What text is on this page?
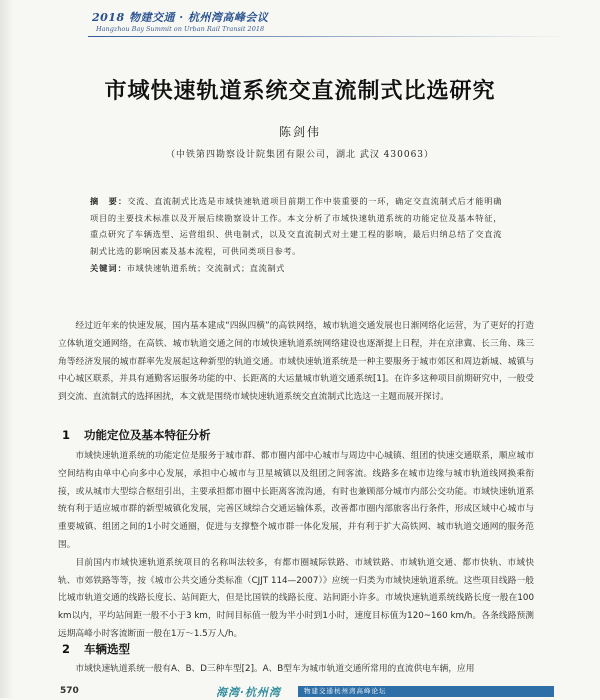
2018 物建交通 · 杭州湾高峰会议
Hangzhou Bay Summit on Urban Rail Transit 2018
市域快速轨道系统交直流制式比选研究
陈剑伟
（中铁第四勘察设计院集团有限公司，湖北 武汉 430063）
摘　要：交流、直流制式比选是市域快速轨道项目前期工作中装重要的一环，确定交直流制式后才能明确项目的主要技术标准以及开展后续勘察设计工作。本文分析了市域快速轨道系统的功能定位及基本特征，重点研究了车辆选型、运营组织、供电制式，以及交直流制式对土建工程的影响，最后归纳总结了交直流制式比选的影响因素及基本流程，可供同类项目参考。
关键词：市域快速轨道系统；交流制式；直流制式

经过近年来的快速发展，国内基本建成“四纵四横”的高铁网络，城市轨道交通发展也日渐网络化运营，为了更好的打造立体轨道交通网络，在高铁、城市轨道交通之间的市域快速轨道系统网络建设也逐渐提上日程，并在京津冀、长三角、珠三角等经济发展的城市群率先发展起这种新型的轨道交通。市域快速轨道系统是一种主要服务于城市郊区和周边新城、城镇与中心城区联系，并具有通勤客运服务功能的中、长距离的大运量城市轨道交通系统[1]。在许多这种项目前期研究中，一般受到交流、直流制式的选择困扰，本文就是围绕市域快速轨道系统交直流制式比选这一主题而展开探讨。

1 功能定位及基本特征分析

市域快速轨道系统的功能定位是服务于城市群、都市圈内部中心城市与周边中心城镇、组团的快速交通联系，顺应城市空间结构由单中心向多中心发展，承担中心城市与卫星城镇以及组团之间客流。线路多在城市边缘与城市轨道线网换乘衔接，或从城市大型综合枢纽引出，主要承担都市圈中长距离客流沟通，有时也兼顾部分城市内部公交功能。市域快速轨道系统有利于适应城市群的新型城镇化发展，完善区域综合交通运输体系，改善都市圈内部旅客出行条件，形成区域中心城市与重要城镇、组团之间的1小时交通圈，促进与支撑整个城市群一体化发展，并有利于扩大高铁网、城市轨道交通网的服务范围。

目前国内市域快速轨道系统项目的名称叫法较多，有都市圈城际铁路、市域铁路、市域轨道交通、都市快轨、市域快轨、市郊铁路等等，按《城市公共交通分类标准（CJJT 114—2007）》应统一归类为市域快速轨道系统。这些项目线路一般比城市轨道交通的线路长度长、站间距大，但是比国铁的线路长度、站间距小许多。市域快速轨道系统线路长度一般在100 km以内，平均站间距一般不小于3 km，时间目标值一般为半小时到1小时，速度目标值为120~160 km/h。各条线路预测远期高峰小时客流断面一般在1万～1.5万人/h。

2 车辆选型

市域快速轨道系统一般有A、B、D三种车型[2]。A、B型车为城市轨道交通所常用的直流供电车辆，应用

570	海湾·杭州湾	物建交通杭州湾高峰论坛
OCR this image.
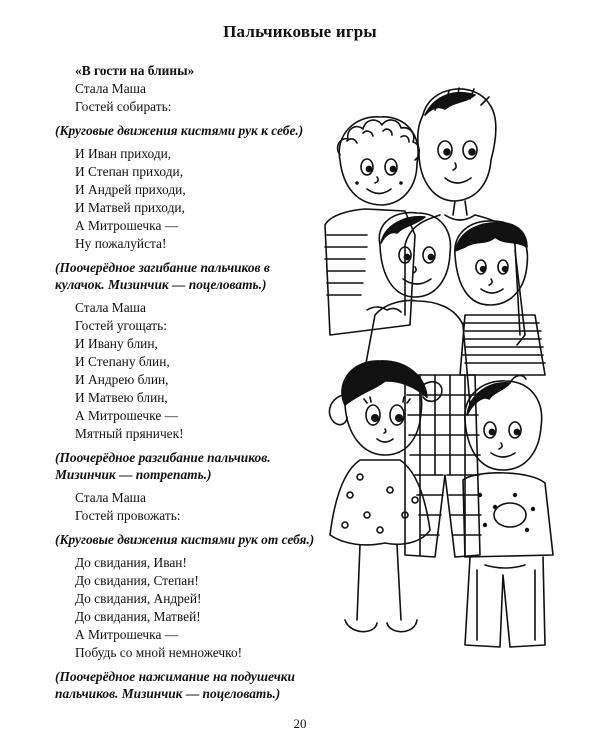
Пальчиковые игры
«В гости на блины»
Стала Маша
Гостей собирать:
(Круговые движения кистями рук к себе.)
И Иван приходи,
И Степан приходи,
И Андрей приходи,
И Матвей приходи,
А Митрошечка —
Ну пожалуйста!
(Поочерёдное загибание пальчиков в кулачок. Мизинчик — поцеловать.)
Стала Маша
Гостей угощать:
И Ивану блин,
И Степану блин,
И Андрею блин,
И Матвею блин,
А Митрошечке —
Мятный пряничек!
(Поочерёдное разгибание пальчиков. Мизинчик — потрепать.)
Стала Маша
Гостей провожать:
(Круговые движения кистями рук от себя.)
До свидания, Иван!
До свидания, Степан!
До свидания, Андрей!
До свидания, Матвей!
А Митрошечка —
Побудь со мной немножечко!
(Поочерёдное нажимание на подушечки пальчиков. Мизинчик — поцеловать.)
20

## Task:
Using the records above, retype everything exactly except the pictures.

## Result below:
What text is on this page?
2018 物建交通 · 杭州湾高峰会议
Hangzhou Bay Summit on Urban Rail Transit 2018
市域快速轨道系统交直流制式比选研究
陈剑伟
（中铁第四勘察设计院集团有限公司，湖北 武汉 430063）
摘　要：交流、直流制式比选是市域快速轨道项目前期工作中装重要的一环，确定交直流制式后才能明确项目的主要技术标准以及开展后续勘察设计工作。本文分析了市域快速轨道系统的功能定位及基本特征，重点研究了车辆选型、运营组织、供电制式，以及交直流制式对土建工程的影响，最后归纳总结了交直流制式比选的影响因素及基本流程，可供同类项目参考。
关键词：市域快速轨道系统；交流制式；直流制式

经过近年来的快速发展，国内基本建成“四纵四横”的高铁网络，城市轨道交通发展也日渐网络化运营，为了更好的打造立体轨道交通网络，在高铁、城市轨道交通之间的市域快速轨道系统网络建设也逐渐提上日程，并在京津冀、长三角、珠三角等经济发展的城市群率先发展起这种新型的轨道交通。市域快速轨道系统是一种主要服务于城市郊区和周边新城、城镇与中心城区联系，并具有通勤客运服务功能的中、长距离的大运量城市轨道交通系统[1]。在许多这种项目前期研究中，一般受到交流、直流制式的选择困扰，本文就是围绕市域快速轨道系统交直流制式比选这一主题而展开探讨。

1 功能定位及基本特征分析

市域快速轨道系统的功能定位是服务于城市群、都市圈内部中心城市与周边中心城镇、组团的快速交通联系，顺应城市空间结构由单中心向多中心发展，承担中心城市与卫星城镇以及组团之间客流。线路多在城市边缘与城市轨道线网换乘衔接，或从城市大型综合枢纽引出，主要承担都市圈中长距离客流沟通，有时也兼顾部分城市内部公交功能。市域快速轨道系统有利于适应城市群的新型城镇化发展，完善区域综合交通运输体系，改善都市圈内部旅客出行条件，形成区域中心城市与重要城镇、组团之间的1小时交通圈，促进与支撑整个城市群一体化发展，并有利于扩大高铁网、城市轨道交通网的服务范围。

目前国内市域快速轨道系统项目的名称叫法较多，有都市圈城际铁路、市域铁路、市域轨道交通、都市快轨、市域快轨、市郊铁路等等，按《城市公共交通分类标准（CJJT 114—2007）》应统一归类为市域快速轨道系统。这些项目线路一般比城市轨道交通的线路长度长、站间距大，但是比国铁的线路长度、站间距小许多。市域快速轨道系统线路长度一般在100 km以内，平均站间距一般不小于3 km，时间目标值一般为半小时到1小时，速度目标值为120~160 km/h。各条线路预测远期高峰小时客流断面一般在1万～1.5万人/h。

2 车辆选型

市域快速轨道系统一般有A、B、D三种车型[2]。A、B型车为城市轨道交通所常用的直流供电车辆，应用

570	海湾·杭州湾	物建交通杭州湾高峰论坛
OCR this image.
Пальчиковые игры
«В гости на блины»
Стала Маша
Гостей собирать:
(Круговые движения кистями рук к себе.)
И Иван приходи,
И Степан приходи,
И Андрей приходи,
И Матвей приходи,
А Митрошечка —
Ну пожалуйста!
(Поочерёдное загибание пальчиков в кулачок. Мизинчик — поцеловать.)
Стала Маша
Гостей угощать:
И Ивану блин,
И Степану блин,
И Андрею блин,
И Матвею блин,
А Митрошечке —
Мятный пряничек!
(Поочерёдное разгибание пальчиков. Мизинчик — потрепать.)
Стала Маша
Гостей провожать:
(Круговые движения кистями рук от себя.)
До свидания, Иван!
До свидания, Степан!
До свидания, Андрей!
До свидания, Матвей!
А Митрошечка —
Побудь со мной немножечко!
(Поочерёдное нажимание на подушечки пальчиков. Мизинчик — поцеловать.)
20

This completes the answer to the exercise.